▶ [Challenge] From the listing below, pull out all lines with "JSON" in them.

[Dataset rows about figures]
══════

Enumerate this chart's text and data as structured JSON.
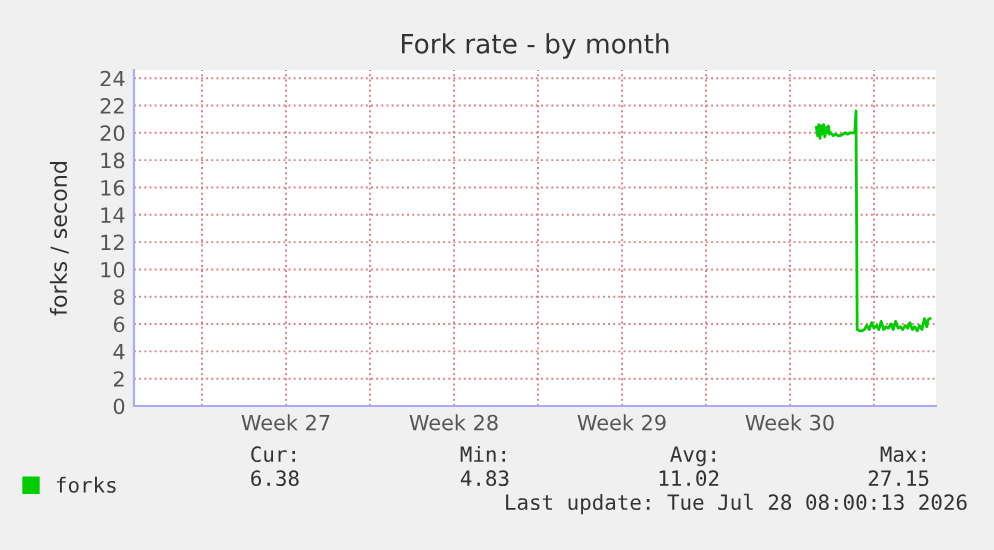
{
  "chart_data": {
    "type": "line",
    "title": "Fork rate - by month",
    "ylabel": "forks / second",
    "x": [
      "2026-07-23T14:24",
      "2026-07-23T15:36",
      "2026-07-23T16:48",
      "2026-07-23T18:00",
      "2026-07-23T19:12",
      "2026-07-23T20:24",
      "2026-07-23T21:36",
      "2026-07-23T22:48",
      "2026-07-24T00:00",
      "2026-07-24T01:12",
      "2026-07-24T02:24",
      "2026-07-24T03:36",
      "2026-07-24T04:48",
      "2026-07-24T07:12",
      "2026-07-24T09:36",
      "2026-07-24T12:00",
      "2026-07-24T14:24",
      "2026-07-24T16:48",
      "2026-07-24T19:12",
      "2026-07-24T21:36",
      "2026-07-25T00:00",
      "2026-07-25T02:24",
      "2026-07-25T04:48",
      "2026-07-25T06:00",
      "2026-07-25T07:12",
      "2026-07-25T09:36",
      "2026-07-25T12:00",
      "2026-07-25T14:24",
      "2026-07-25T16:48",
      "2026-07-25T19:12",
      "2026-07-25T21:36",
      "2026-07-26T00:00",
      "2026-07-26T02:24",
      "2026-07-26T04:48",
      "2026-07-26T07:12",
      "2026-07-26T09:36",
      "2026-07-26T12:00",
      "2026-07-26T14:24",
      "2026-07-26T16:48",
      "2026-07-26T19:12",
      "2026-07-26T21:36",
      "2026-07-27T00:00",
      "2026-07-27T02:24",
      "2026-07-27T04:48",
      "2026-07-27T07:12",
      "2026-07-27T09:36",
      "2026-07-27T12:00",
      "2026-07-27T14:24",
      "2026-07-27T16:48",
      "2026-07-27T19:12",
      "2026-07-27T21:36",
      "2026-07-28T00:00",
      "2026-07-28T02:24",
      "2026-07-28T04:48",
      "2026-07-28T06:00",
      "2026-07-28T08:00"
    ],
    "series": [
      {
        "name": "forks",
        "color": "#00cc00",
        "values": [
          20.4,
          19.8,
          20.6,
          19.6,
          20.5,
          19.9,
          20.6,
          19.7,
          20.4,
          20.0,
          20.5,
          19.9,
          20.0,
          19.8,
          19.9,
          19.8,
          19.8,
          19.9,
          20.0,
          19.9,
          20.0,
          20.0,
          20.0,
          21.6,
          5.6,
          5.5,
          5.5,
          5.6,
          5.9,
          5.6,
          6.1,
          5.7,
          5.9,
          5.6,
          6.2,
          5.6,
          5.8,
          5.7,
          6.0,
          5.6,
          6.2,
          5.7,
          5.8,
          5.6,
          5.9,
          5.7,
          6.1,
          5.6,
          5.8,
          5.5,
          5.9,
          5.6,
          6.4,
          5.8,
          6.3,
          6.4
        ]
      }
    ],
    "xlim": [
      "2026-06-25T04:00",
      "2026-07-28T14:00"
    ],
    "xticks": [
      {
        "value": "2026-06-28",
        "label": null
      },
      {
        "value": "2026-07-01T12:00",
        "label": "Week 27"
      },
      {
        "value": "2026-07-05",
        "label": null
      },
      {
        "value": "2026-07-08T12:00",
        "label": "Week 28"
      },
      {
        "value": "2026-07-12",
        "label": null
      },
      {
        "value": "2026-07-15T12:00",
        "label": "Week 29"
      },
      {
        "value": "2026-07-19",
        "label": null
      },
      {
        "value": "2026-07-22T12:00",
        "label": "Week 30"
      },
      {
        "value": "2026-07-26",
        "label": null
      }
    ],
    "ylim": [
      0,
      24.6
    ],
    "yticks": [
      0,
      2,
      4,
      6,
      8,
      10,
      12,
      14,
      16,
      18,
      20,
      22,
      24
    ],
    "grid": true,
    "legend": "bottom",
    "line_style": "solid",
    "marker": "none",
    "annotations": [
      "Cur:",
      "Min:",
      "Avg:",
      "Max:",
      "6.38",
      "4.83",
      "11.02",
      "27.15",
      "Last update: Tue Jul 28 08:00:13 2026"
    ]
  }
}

══════

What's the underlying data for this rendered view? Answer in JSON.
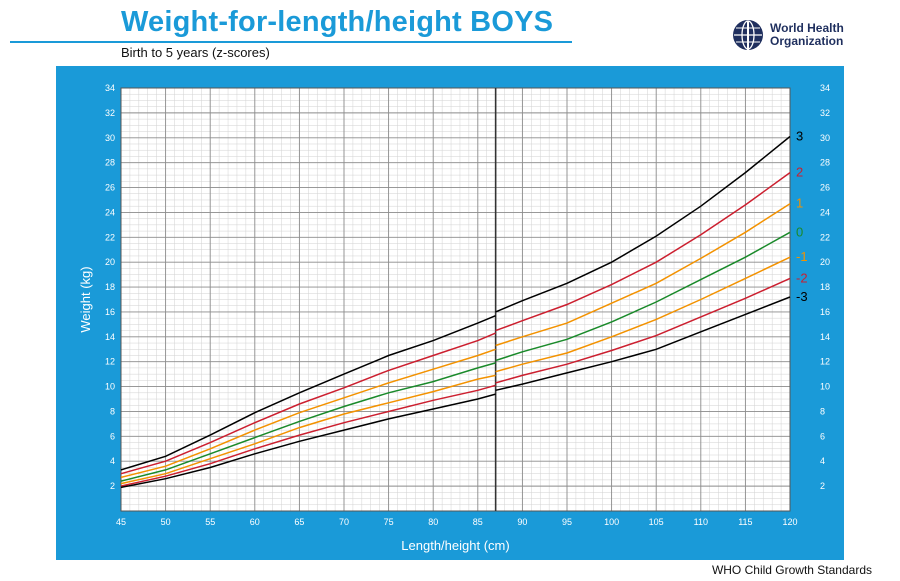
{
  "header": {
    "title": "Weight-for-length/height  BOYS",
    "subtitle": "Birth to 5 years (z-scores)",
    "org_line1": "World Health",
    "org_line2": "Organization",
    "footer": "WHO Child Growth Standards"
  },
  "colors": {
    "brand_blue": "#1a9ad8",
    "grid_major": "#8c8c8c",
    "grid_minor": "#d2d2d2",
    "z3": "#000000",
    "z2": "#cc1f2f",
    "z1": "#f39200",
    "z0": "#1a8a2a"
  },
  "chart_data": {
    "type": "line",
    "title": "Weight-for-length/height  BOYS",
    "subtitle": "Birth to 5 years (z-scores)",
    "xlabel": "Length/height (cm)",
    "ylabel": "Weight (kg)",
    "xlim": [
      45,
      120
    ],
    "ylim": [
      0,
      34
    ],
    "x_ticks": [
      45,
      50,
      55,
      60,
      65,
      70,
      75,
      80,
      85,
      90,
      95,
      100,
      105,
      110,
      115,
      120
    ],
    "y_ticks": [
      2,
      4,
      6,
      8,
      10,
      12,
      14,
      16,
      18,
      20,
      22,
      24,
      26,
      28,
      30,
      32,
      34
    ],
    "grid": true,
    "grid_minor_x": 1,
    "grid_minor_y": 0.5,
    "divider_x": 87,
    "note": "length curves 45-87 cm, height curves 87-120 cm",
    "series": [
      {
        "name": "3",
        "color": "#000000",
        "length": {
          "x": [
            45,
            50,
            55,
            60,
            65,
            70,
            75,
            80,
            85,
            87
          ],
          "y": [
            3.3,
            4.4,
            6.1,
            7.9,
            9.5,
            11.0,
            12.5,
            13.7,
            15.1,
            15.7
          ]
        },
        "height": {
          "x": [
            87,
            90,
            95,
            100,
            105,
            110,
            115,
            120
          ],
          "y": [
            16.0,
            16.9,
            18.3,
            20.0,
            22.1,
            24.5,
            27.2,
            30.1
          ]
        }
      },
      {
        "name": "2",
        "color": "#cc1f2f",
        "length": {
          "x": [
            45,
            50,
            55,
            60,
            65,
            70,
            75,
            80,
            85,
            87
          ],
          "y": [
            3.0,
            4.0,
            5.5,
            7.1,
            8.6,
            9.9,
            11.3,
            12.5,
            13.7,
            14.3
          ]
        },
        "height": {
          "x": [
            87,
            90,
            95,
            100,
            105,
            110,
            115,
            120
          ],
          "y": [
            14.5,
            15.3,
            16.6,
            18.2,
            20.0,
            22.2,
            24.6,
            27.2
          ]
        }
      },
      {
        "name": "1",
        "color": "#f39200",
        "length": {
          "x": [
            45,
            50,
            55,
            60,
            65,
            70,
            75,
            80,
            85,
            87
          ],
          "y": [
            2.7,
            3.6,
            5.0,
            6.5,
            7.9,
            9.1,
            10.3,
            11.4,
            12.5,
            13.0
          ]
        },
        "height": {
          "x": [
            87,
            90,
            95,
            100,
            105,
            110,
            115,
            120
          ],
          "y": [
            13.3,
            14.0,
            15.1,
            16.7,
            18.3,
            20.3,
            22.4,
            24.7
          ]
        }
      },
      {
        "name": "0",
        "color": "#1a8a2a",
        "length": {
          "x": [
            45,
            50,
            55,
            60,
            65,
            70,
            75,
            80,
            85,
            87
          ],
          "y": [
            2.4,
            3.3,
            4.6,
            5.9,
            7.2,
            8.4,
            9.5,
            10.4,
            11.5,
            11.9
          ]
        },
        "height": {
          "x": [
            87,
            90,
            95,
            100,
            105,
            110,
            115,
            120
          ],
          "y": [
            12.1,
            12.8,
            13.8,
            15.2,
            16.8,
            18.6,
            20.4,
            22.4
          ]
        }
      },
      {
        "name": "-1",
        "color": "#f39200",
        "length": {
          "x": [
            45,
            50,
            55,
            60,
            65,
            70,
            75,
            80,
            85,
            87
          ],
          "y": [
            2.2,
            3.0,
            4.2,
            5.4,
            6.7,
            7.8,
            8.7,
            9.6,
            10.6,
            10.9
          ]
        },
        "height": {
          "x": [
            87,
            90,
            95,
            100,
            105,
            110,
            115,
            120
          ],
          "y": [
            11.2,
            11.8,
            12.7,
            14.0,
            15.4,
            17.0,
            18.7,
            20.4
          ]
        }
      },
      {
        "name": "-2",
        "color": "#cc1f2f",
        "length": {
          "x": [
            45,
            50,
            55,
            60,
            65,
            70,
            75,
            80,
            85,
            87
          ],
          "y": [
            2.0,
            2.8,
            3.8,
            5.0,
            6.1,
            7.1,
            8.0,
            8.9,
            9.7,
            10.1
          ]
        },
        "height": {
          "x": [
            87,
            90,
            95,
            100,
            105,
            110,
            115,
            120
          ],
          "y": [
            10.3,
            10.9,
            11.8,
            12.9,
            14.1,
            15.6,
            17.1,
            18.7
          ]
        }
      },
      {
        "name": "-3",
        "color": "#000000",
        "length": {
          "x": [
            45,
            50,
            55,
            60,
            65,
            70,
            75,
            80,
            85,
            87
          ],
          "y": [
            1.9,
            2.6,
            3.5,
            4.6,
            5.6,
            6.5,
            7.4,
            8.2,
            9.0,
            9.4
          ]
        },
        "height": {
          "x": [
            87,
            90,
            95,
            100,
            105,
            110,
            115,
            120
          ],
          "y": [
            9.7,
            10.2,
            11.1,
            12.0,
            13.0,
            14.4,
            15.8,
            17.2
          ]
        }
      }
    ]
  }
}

══════

▶ [Exercise response]
Enumerate this chart's text and data as structured JSON.
What's the underlying data for this rendered view? Answer in JSON.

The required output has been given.